* [PROBLEM DESCRIPTION]:
Tally the lines in these records that hold the string "more", and reply with the number alone.

* [RECORDS SUPPLIED]:
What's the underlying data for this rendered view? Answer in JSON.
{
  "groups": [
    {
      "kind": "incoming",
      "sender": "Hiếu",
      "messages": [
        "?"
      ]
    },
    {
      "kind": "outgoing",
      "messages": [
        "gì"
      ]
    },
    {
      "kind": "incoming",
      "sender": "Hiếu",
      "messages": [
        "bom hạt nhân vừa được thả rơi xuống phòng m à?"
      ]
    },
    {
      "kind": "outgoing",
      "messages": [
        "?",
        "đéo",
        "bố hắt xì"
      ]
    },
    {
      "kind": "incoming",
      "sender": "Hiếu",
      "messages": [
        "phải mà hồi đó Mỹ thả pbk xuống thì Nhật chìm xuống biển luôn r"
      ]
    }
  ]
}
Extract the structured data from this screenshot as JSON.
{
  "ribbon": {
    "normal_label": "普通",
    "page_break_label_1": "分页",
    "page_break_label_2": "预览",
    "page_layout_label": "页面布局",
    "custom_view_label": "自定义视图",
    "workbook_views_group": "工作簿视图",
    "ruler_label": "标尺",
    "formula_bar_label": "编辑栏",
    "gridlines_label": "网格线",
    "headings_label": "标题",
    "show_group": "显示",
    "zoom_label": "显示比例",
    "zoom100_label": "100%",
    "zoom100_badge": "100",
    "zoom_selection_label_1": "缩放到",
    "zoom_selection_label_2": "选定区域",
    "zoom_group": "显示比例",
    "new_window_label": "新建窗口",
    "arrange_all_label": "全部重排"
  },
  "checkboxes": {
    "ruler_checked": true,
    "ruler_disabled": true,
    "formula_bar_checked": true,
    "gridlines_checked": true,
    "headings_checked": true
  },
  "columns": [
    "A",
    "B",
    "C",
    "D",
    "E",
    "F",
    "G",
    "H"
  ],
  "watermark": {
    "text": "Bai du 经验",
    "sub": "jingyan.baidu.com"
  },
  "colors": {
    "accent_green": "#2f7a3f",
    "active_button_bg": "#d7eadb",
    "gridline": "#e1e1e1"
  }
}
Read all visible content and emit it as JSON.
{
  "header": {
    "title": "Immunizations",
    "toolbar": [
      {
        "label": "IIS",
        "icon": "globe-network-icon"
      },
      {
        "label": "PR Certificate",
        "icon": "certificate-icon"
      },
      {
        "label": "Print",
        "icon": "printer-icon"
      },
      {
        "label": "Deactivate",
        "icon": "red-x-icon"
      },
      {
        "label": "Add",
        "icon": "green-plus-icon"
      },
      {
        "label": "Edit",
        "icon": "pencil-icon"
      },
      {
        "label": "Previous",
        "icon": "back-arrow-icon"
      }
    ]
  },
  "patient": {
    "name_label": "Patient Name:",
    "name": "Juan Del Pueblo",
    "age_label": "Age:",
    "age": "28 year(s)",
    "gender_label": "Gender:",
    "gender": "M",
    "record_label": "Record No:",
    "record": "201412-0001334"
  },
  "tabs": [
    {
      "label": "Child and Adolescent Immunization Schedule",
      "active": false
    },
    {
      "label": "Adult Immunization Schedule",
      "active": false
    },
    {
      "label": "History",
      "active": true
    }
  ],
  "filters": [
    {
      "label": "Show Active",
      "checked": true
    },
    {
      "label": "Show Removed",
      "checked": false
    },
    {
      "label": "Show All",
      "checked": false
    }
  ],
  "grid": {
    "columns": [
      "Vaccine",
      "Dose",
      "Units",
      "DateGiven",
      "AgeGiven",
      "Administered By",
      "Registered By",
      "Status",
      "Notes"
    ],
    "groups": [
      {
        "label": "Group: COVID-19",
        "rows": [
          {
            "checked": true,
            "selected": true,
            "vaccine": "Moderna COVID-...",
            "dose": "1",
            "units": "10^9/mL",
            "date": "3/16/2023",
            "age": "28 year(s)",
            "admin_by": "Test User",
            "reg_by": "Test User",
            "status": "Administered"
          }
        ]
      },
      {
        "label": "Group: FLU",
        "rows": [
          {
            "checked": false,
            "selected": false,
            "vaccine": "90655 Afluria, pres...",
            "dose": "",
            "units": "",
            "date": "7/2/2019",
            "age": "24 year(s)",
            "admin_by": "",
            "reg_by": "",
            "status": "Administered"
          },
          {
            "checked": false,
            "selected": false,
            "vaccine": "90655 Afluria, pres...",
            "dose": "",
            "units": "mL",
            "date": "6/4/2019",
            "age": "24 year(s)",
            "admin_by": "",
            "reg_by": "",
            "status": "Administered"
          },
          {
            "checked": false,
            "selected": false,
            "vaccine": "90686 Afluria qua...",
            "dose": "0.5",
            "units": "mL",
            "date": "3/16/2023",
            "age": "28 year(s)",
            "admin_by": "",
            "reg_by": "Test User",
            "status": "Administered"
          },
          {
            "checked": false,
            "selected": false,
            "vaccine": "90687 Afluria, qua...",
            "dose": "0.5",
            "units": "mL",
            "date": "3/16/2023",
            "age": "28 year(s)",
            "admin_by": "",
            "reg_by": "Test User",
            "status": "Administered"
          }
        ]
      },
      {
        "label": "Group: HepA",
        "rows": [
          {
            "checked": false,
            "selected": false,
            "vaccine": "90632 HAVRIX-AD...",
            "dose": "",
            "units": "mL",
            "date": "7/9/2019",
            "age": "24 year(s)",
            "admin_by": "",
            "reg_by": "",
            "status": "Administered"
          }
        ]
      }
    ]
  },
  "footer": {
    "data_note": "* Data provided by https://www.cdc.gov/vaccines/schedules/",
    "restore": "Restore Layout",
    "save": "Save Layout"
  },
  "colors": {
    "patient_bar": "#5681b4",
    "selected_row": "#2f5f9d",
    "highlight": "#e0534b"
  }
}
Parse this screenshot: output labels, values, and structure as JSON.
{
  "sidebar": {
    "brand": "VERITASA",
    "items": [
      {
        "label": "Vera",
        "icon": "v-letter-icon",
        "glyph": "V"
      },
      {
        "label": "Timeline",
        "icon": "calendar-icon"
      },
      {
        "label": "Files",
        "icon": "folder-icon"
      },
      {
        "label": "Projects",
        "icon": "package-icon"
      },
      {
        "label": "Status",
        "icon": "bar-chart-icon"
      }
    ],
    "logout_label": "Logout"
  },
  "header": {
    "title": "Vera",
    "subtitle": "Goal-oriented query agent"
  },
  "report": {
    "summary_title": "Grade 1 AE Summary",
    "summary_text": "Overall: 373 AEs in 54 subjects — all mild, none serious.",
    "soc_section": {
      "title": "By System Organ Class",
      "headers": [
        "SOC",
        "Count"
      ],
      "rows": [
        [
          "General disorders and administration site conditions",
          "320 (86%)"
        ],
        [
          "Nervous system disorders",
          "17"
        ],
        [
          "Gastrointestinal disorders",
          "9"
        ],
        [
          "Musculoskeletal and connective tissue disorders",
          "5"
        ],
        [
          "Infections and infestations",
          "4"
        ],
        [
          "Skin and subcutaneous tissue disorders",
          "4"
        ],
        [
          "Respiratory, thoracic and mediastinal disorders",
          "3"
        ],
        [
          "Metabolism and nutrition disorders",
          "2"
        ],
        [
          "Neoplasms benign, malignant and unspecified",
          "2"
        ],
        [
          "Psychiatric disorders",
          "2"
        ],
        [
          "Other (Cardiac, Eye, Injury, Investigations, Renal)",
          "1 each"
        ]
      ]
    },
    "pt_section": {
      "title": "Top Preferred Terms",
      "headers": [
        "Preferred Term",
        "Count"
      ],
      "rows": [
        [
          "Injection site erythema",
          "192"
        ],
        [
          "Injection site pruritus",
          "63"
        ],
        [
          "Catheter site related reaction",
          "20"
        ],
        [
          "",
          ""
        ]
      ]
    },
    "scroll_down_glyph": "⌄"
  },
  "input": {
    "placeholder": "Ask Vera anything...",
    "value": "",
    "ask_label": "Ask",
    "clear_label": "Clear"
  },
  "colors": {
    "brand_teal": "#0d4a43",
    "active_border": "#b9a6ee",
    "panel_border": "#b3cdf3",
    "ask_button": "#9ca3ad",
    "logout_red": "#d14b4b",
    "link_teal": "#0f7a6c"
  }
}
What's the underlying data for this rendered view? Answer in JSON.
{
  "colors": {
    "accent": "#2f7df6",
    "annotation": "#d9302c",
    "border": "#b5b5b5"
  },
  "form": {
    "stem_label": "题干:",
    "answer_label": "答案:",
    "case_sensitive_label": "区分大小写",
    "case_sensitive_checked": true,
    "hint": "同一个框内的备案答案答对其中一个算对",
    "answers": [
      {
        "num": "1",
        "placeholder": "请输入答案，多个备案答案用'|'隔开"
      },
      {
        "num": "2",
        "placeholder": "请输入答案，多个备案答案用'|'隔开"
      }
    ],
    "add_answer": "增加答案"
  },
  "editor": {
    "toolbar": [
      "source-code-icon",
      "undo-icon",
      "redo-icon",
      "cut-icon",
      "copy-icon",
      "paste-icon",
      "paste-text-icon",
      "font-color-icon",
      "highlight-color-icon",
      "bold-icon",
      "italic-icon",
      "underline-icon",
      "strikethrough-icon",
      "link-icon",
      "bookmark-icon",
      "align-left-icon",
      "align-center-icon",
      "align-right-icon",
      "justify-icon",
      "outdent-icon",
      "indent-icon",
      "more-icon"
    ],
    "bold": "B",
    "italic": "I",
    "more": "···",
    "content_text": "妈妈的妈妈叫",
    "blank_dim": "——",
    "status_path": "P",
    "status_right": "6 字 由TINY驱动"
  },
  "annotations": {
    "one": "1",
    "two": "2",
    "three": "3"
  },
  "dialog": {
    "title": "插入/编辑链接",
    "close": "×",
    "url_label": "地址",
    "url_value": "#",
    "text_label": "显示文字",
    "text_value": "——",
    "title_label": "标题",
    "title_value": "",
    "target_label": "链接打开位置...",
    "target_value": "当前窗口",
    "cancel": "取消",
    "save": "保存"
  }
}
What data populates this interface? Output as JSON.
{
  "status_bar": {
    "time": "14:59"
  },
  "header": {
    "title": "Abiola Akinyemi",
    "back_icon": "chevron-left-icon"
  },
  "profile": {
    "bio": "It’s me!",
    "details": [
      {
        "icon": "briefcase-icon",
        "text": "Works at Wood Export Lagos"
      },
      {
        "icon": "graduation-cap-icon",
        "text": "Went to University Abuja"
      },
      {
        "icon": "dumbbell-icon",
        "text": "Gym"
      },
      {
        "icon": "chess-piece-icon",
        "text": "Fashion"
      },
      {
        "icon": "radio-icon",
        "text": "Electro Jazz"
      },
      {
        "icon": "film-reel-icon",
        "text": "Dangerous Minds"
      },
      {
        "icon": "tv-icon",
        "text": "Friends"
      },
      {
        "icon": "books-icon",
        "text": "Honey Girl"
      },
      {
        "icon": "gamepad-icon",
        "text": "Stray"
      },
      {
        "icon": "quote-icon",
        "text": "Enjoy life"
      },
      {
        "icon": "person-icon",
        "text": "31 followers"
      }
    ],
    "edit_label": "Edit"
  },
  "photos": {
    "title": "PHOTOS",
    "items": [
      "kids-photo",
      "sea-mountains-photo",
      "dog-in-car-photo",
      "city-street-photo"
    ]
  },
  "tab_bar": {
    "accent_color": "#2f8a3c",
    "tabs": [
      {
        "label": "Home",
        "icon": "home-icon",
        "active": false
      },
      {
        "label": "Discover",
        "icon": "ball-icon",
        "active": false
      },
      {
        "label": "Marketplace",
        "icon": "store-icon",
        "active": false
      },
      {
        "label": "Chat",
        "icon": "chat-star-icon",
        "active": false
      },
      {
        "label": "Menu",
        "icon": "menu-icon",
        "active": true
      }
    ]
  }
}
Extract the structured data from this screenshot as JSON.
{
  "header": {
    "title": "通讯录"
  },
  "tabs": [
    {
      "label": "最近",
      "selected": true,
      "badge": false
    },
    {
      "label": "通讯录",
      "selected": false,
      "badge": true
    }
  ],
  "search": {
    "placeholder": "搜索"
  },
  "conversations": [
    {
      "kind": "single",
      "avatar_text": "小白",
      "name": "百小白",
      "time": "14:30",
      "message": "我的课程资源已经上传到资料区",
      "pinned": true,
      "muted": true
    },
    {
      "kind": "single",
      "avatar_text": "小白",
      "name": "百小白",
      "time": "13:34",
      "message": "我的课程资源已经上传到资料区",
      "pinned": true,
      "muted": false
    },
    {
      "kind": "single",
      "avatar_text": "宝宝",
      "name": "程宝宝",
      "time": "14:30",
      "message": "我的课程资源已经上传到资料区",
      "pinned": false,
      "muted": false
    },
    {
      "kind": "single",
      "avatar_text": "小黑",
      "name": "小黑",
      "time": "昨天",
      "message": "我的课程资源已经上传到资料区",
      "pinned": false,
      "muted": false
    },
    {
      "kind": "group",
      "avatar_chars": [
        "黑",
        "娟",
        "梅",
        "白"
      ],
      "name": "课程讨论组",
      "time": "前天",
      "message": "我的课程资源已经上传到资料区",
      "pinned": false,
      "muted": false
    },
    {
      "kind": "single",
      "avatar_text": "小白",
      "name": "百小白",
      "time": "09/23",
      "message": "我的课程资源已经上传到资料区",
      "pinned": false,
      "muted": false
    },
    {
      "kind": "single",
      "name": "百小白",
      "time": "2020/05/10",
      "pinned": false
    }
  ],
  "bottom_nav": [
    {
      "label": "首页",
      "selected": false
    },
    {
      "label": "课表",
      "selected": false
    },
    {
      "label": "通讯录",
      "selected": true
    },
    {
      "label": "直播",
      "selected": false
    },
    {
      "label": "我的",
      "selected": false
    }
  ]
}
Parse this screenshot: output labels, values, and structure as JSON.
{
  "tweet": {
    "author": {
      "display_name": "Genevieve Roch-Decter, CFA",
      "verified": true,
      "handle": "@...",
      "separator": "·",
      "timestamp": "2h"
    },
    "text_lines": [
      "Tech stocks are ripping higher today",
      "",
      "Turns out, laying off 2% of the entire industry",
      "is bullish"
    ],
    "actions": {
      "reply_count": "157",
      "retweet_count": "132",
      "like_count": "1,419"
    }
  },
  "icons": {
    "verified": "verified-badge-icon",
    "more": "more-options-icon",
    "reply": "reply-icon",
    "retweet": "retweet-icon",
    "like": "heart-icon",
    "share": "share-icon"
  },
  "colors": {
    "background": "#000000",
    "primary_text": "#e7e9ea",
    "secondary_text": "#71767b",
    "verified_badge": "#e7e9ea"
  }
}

* [RESPONSE FOR THIS EXERCISE]:
3